— Start of GIVEN DATA —

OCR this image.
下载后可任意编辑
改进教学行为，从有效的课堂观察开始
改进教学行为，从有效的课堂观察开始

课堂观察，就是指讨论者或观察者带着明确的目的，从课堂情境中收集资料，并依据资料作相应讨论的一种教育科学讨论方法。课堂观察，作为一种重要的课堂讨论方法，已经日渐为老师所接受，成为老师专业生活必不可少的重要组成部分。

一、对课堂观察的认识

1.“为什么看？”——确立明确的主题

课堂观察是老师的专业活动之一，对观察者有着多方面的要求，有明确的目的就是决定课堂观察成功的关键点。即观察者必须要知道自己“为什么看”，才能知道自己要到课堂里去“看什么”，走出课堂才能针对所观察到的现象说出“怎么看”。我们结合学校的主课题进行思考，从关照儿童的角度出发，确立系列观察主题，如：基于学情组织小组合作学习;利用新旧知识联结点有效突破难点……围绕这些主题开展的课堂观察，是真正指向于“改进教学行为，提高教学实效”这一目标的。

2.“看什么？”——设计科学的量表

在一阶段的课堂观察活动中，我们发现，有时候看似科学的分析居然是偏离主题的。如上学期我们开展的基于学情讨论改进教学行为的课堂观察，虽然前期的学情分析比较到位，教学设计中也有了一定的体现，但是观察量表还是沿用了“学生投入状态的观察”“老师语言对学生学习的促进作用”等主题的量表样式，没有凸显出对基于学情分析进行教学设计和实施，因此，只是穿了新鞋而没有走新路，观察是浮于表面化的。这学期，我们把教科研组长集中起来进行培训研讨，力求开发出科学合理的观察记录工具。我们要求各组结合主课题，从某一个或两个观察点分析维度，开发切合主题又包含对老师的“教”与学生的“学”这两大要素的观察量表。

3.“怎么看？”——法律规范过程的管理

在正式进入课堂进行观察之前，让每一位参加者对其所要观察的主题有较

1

— End of GIVEN DATA —

### TASK DESCRIPTION
Your task is to output all of the data above word for word.

### REPLY
OCR this image.
下载后可任意编辑
改进教学行为，从有效的课堂观察开始
改进教学行为，从有效的课堂观察开始

课堂观察，就是指讨论者或观察者带着明确的目的，从课堂情境中收集资料，并依据资料作相应讨论的一种教育科学讨论方法。课堂观察，作为一种重要的课堂讨论方法，已经日渐为老师所接受，成为老师专业生活必不可少的重要组成部分。

一、对课堂观察的认识

1.“为什么看？”——确立明确的主题

课堂观察是老师的专业活动之一，对观察者有着多方面的要求，有明确的目的就是决定课堂观察成功的关键点。即观察者必须要知道自己“为什么看”，才能知道自己要到课堂里去“看什么”，走出课堂才能针对所观察到的现象说出“怎么看”。我们结合学校的主课题进行思考，从关照儿童的角度出发，确立系列观察主题，如：基于学情组织小组合作学习;利用新旧知识联结点有效突破难点……围绕这些主题开展的课堂观察，是真正指向于“改进教学行为，提高教学实效”这一目标的。

2.“看什么？”——设计科学的量表

在一阶段的课堂观察活动中，我们发现，有时候看似科学的分析居然是偏离主题的。如上学期我们开展的基于学情讨论改进教学行为的课堂观察，虽然前期的学情分析比较到位，教学设计中也有了一定的体现，但是观察量表还是沿用了“学生投入状态的观察”“老师语言对学生学习的促进作用”等主题的量表样式，没有凸显出对基于学情分析进行教学设计和实施，因此，只是穿了新鞋而没有走新路，观察是浮于表面化的。这学期，我们把教科研组长集中起来进行培训研讨，力求开发出科学合理的观察记录工具。我们要求各组结合主课题，从某一个或两个观察点分析维度，开发切合主题又包含对老师的“教”与学生的“学”这两大要素的观察量表。

3.“怎么看？”——法律规范过程的管理

在正式进入课堂进行观察之前，让每一位参加者对其所要观察的主题有较

1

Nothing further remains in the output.